• Problem statement
The records below must be copied in full; omit the images.
Start Exercise data
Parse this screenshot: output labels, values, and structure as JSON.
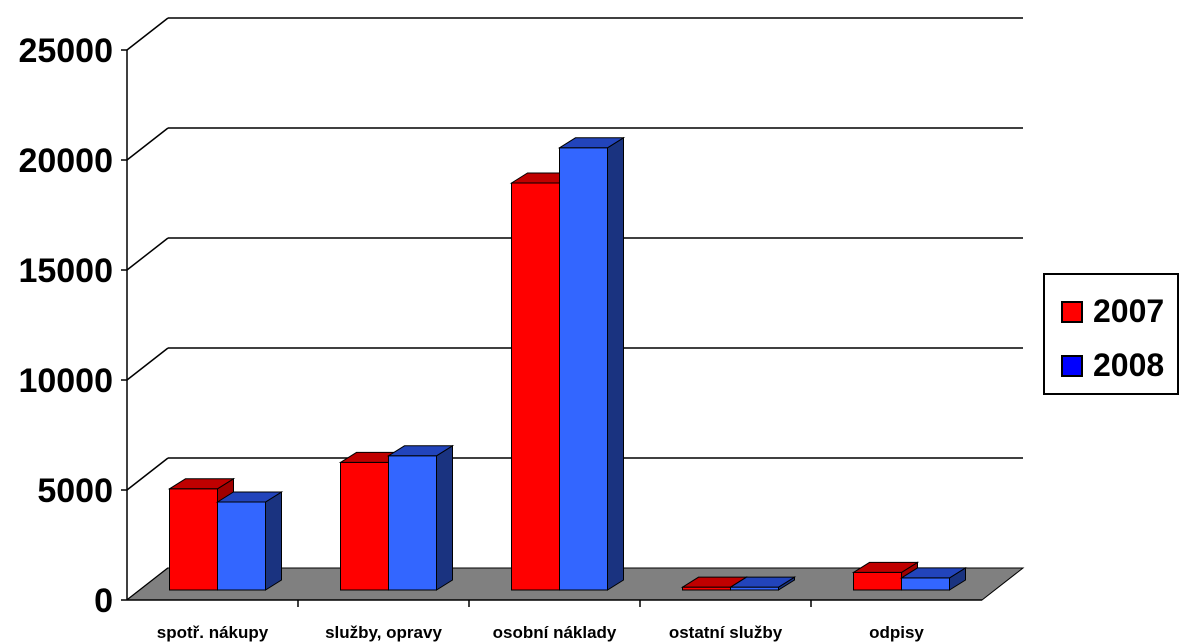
{
  "chart_data": {
    "type": "bar",
    "style": "3d-clustered-column",
    "categories": [
      "spotř. nákupy",
      "služby, opravy",
      "osobní náklady",
      "ostatní služby",
      "odpisy"
    ],
    "series": [
      {
        "name": "2007",
        "color": "#ff0000",
        "values": [
          4600,
          5800,
          18500,
          130,
          800
        ]
      },
      {
        "name": "2008",
        "color": "#3366ff",
        "values": [
          4000,
          6100,
          20100,
          130,
          550
        ]
      }
    ],
    "yticks": [
      "0",
      "5000",
      "10000",
      "15000",
      "20000",
      "25000"
    ],
    "ylim": [
      0,
      25000
    ],
    "grid": true,
    "floor_color": "#808080",
    "legend_position": "right"
  }
}
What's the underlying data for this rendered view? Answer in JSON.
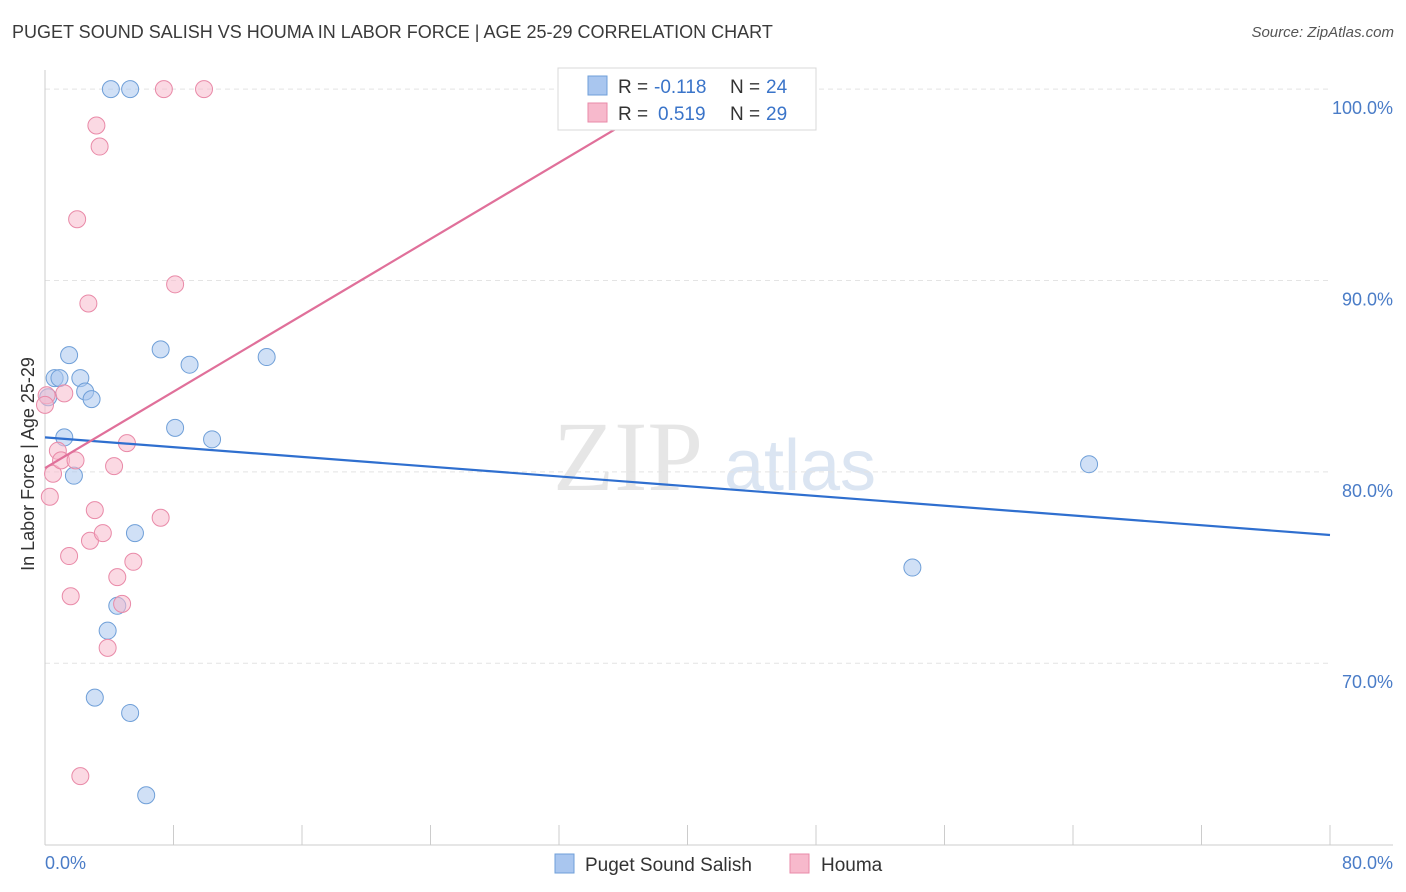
{
  "title": "PUGET SOUND SALISH VS HOUMA IN LABOR FORCE | AGE 25-29 CORRELATION CHART",
  "source": "Source: ZipAtlas.com",
  "watermark": {
    "zip": "ZIP",
    "atlas": "atlas"
  },
  "chart_data": {
    "type": "scatter",
    "xlabel": "",
    "ylabel": "In Labor Force | Age 25-29",
    "xlim": [
      0,
      80
    ],
    "ylim": [
      60.5,
      101
    ],
    "x_tick_labels": [
      {
        "value": 0,
        "label": "0.0%"
      },
      {
        "value": 80,
        "label": "80.0%"
      }
    ],
    "y_tick_labels": [
      {
        "value": 100,
        "label": "100.0%"
      },
      {
        "value": 90,
        "label": "90.0%"
      },
      {
        "value": 80,
        "label": "80.0%"
      },
      {
        "value": 70,
        "label": "70.0%"
      }
    ],
    "grid": true,
    "legend_position": "top-center",
    "series": [
      {
        "name": "Puget Sound Salish",
        "color": "#a9c6ef",
        "edge": "#6f9fd8",
        "line_color": "#2f6fcf",
        "R": "-0.118",
        "N": "24",
        "trend": {
          "x": [
            0,
            80
          ],
          "y": [
            81.8,
            76.7
          ]
        },
        "points": [
          [
            0.2,
            83.9
          ],
          [
            0.6,
            84.9
          ],
          [
            0.9,
            84.9
          ],
          [
            1.2,
            81.8
          ],
          [
            1.5,
            86.1
          ],
          [
            1.8,
            79.8
          ],
          [
            2.2,
            84.9
          ],
          [
            2.5,
            84.2
          ],
          [
            2.9,
            83.8
          ],
          [
            3.1,
            68.2
          ],
          [
            3.9,
            71.7
          ],
          [
            4.5,
            73.0
          ],
          [
            4.1,
            100.0
          ],
          [
            5.3,
            100.0
          ],
          [
            5.3,
            67.4
          ],
          [
            5.6,
            76.8
          ],
          [
            6.3,
            63.1
          ],
          [
            7.2,
            86.4
          ],
          [
            8.1,
            82.3
          ],
          [
            9.0,
            85.6
          ],
          [
            10.4,
            81.7
          ],
          [
            13.8,
            86.0
          ],
          [
            54.0,
            75.0
          ],
          [
            65.0,
            80.4
          ]
        ]
      },
      {
        "name": "Houma",
        "color": "#f7b9cc",
        "edge": "#e98aa8",
        "line_color": "#e0709a",
        "R": "0.519",
        "N": "29",
        "trend": {
          "x": [
            0,
            40.3
          ],
          "y": [
            80.2,
            100.3
          ]
        },
        "points": [
          [
            0.1,
            84.0
          ],
          [
            0.3,
            78.7
          ],
          [
            0.5,
            79.9
          ],
          [
            0.8,
            81.1
          ],
          [
            1.0,
            80.6
          ],
          [
            1.2,
            84.1
          ],
          [
            1.5,
            75.6
          ],
          [
            1.6,
            73.5
          ],
          [
            1.9,
            80.6
          ],
          [
            2.0,
            93.2
          ],
          [
            2.2,
            64.1
          ],
          [
            2.7,
            88.8
          ],
          [
            2.8,
            76.4
          ],
          [
            3.1,
            78.0
          ],
          [
            3.2,
            98.1
          ],
          [
            3.4,
            97.0
          ],
          [
            3.6,
            76.8
          ],
          [
            3.9,
            70.8
          ],
          [
            4.3,
            80.3
          ],
          [
            4.5,
            74.5
          ],
          [
            4.8,
            73.1
          ],
          [
            5.1,
            81.5
          ],
          [
            5.5,
            75.3
          ],
          [
            7.2,
            77.6
          ],
          [
            7.4,
            100.0
          ],
          [
            8.1,
            89.8
          ],
          [
            9.9,
            100.0
          ],
          [
            40.3,
            100.0
          ],
          [
            0.0,
            83.5
          ]
        ]
      }
    ]
  }
}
End Exercise data
• Finished task
Parse this screenshot: output labels, values, and structure as JSON.
{
  "chart_data": {
    "type": "bar",
    "style": "3d-clustered-column",
    "categories": [
      "spotř. nákupy",
      "služby, opravy",
      "osobní náklady",
      "ostatní služby",
      "odpisy"
    ],
    "series": [
      {
        "name": "2007",
        "color": "#ff0000",
        "values": [
          4600,
          5800,
          18500,
          130,
          800
        ]
      },
      {
        "name": "2008",
        "color": "#3366ff",
        "values": [
          4000,
          6100,
          20100,
          130,
          550
        ]
      }
    ],
    "yticks": [
      "0",
      "5000",
      "10000",
      "15000",
      "20000",
      "25000"
    ],
    "ylim": [
      0,
      25000
    ],
    "grid": true,
    "floor_color": "#808080",
    "legend_position": "right"
  }
}
What's the underlying data for this rendered view? Answer in JSON.
{
  "title": "PUGET SOUND SALISH VS HOUMA IN LABOR FORCE | AGE 25-29 CORRELATION CHART",
  "source": "Source: ZipAtlas.com",
  "watermark": {
    "zip": "ZIP",
    "atlas": "atlas"
  },
  "chart_data": {
    "type": "scatter",
    "xlabel": "",
    "ylabel": "In Labor Force | Age 25-29",
    "xlim": [
      0,
      80
    ],
    "ylim": [
      60.5,
      101
    ],
    "x_tick_labels": [
      {
        "value": 0,
        "label": "0.0%"
      },
      {
        "value": 80,
        "label": "80.0%"
      }
    ],
    "y_tick_labels": [
      {
        "value": 100,
        "label": "100.0%"
      },
      {
        "value": 90,
        "label": "90.0%"
      },
      {
        "value": 80,
        "label": "80.0%"
      },
      {
        "value": 70,
        "label": "70.0%"
      }
    ],
    "grid": true,
    "legend_position": "top-center",
    "series": [
      {
        "name": "Puget Sound Salish",
        "color": "#a9c6ef",
        "edge": "#6f9fd8",
        "line_color": "#2f6fcf",
        "R": "-0.118",
        "N": "24",
        "trend": {
          "x": [
            0,
            80
          ],
          "y": [
            81.8,
            76.7
          ]
        },
        "points": [
          [
            0.2,
            83.9
          ],
          [
            0.6,
            84.9
          ],
          [
            0.9,
            84.9
          ],
          [
            1.2,
            81.8
          ],
          [
            1.5,
            86.1
          ],
          [
            1.8,
            79.8
          ],
          [
            2.2,
            84.9
          ],
          [
            2.5,
            84.2
          ],
          [
            2.9,
            83.8
          ],
          [
            3.1,
            68.2
          ],
          [
            3.9,
            71.7
          ],
          [
            4.5,
            73.0
          ],
          [
            4.1,
            100.0
          ],
          [
            5.3,
            100.0
          ],
          [
            5.3,
            67.4
          ],
          [
            5.6,
            76.8
          ],
          [
            6.3,
            63.1
          ],
          [
            7.2,
            86.4
          ],
          [
            8.1,
            82.3
          ],
          [
            9.0,
            85.6
          ],
          [
            10.4,
            81.7
          ],
          [
            13.8,
            86.0
          ],
          [
            54.0,
            75.0
          ],
          [
            65.0,
            80.4
          ]
        ]
      },
      {
        "name": "Houma",
        "color": "#f7b9cc",
        "edge": "#e98aa8",
        "line_color": "#e0709a",
        "R": "0.519",
        "N": "29",
        "trend": {
          "x": [
            0,
            40.3
          ],
          "y": [
            80.2,
            100.3
          ]
        },
        "points": [
          [
            0.1,
            84.0
          ],
          [
            0.3,
            78.7
          ],
          [
            0.5,
            79.9
          ],
          [
            0.8,
            81.1
          ],
          [
            1.0,
            80.6
          ],
          [
            1.2,
            84.1
          ],
          [
            1.5,
            75.6
          ],
          [
            1.6,
            73.5
          ],
          [
            1.9,
            80.6
          ],
          [
            2.0,
            93.2
          ],
          [
            2.2,
            64.1
          ],
          [
            2.7,
            88.8
          ],
          [
            2.8,
            76.4
          ],
          [
            3.1,
            78.0
          ],
          [
            3.2,
            98.1
          ],
          [
            3.4,
            97.0
          ],
          [
            3.6,
            76.8
          ],
          [
            3.9,
            70.8
          ],
          [
            4.3,
            80.3
          ],
          [
            4.5,
            74.5
          ],
          [
            4.8,
            73.1
          ],
          [
            5.1,
            81.5
          ],
          [
            5.5,
            75.3
          ],
          [
            7.2,
            77.6
          ],
          [
            7.4,
            100.0
          ],
          [
            8.1,
            89.8
          ],
          [
            9.9,
            100.0
          ],
          [
            40.3,
            100.0
          ],
          [
            0.0,
            83.5
          ]
        ]
      }
    ]
  }
}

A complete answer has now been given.